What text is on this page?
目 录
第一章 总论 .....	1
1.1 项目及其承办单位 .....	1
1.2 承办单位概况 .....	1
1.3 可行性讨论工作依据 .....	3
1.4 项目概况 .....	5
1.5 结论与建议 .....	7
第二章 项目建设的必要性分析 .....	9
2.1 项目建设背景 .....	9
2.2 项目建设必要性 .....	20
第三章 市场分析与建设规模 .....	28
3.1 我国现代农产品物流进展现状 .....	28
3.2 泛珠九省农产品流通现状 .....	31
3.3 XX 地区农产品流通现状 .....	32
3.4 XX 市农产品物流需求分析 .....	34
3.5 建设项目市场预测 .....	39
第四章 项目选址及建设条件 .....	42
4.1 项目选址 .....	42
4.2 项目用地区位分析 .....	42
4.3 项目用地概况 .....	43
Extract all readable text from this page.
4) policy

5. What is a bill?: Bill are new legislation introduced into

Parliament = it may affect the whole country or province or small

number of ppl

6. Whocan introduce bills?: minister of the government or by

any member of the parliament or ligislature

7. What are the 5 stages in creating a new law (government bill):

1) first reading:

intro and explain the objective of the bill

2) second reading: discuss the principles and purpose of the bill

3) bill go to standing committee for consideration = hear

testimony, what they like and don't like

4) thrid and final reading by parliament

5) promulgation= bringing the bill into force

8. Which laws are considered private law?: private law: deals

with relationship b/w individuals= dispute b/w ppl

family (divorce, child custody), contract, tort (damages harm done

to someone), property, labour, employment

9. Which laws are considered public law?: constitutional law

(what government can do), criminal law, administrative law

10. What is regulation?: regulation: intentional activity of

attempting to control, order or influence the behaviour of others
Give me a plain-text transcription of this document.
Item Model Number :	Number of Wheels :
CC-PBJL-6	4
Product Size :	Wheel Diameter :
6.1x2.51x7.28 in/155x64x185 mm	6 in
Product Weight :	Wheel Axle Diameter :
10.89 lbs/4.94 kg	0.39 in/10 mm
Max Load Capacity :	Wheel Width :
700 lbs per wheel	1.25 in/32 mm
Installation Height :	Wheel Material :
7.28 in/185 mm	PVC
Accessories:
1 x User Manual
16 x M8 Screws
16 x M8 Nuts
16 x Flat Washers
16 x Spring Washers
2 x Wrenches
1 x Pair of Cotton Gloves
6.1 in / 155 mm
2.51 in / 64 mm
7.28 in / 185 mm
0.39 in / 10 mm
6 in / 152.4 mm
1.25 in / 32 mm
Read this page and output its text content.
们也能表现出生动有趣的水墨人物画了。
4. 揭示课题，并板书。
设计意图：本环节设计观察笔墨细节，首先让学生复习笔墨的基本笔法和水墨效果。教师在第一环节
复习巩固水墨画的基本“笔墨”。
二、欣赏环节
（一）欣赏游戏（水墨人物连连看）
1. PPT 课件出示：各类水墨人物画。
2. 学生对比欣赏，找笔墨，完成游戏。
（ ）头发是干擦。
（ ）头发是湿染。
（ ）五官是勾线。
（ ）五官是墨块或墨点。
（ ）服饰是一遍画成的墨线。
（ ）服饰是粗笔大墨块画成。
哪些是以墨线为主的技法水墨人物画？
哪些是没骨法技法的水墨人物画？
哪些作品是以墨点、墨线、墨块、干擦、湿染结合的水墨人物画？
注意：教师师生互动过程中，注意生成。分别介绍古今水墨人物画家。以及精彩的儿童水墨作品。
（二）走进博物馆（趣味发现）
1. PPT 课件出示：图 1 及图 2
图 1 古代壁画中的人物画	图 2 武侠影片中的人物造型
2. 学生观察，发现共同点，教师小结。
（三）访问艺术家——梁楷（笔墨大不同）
# # # # #
■ **WRITTEN PROBLEM**: With the line containing "Read this page and output its text content." as the first and the last line of the records as the final one, print exactly the lines in that span.

■ **THE COMPLETED TASK**:
Read this page and output its text content.
们也能表现出生动有趣的水墨人物画了。
4. 揭示课题，并板书。
设计意图：本环节设计观察笔墨细节，首先让学生复习笔墨的基本笔法和水墨效果。教师在第一环节
复习巩固水墨画的基本“笔墨”。
二、欣赏环节
（一）欣赏游戏（水墨人物连连看）
1. PPT 课件出示：各类水墨人物画。
2. 学生对比欣赏，找笔墨，完成游戏。
（ ）头发是干擦。
（ ）头发是湿染。
（ ）五官是勾线。
（ ）五官是墨块或墨点。
（ ）服饰是一遍画成的墨线。
（ ）服饰是粗笔大墨块画成。
哪些是以墨线为主的技法水墨人物画？
哪些是没骨法技法的水墨人物画？
哪些作品是以墨点、墨线、墨块、干擦、湿染结合的水墨人物画？
注意：教师师生互动过程中，注意生成。分别介绍古今水墨人物画家。以及精彩的儿童水墨作品。
（二）走进博物馆（趣味发现）
1. PPT 课件出示：图 1 及图 2
图 1 古代壁画中的人物画	图 2 武侠影片中的人物造型
2. 学生观察，发现共同点，教师小结。
（三）访问艺术家——梁楷（笔墨大不同）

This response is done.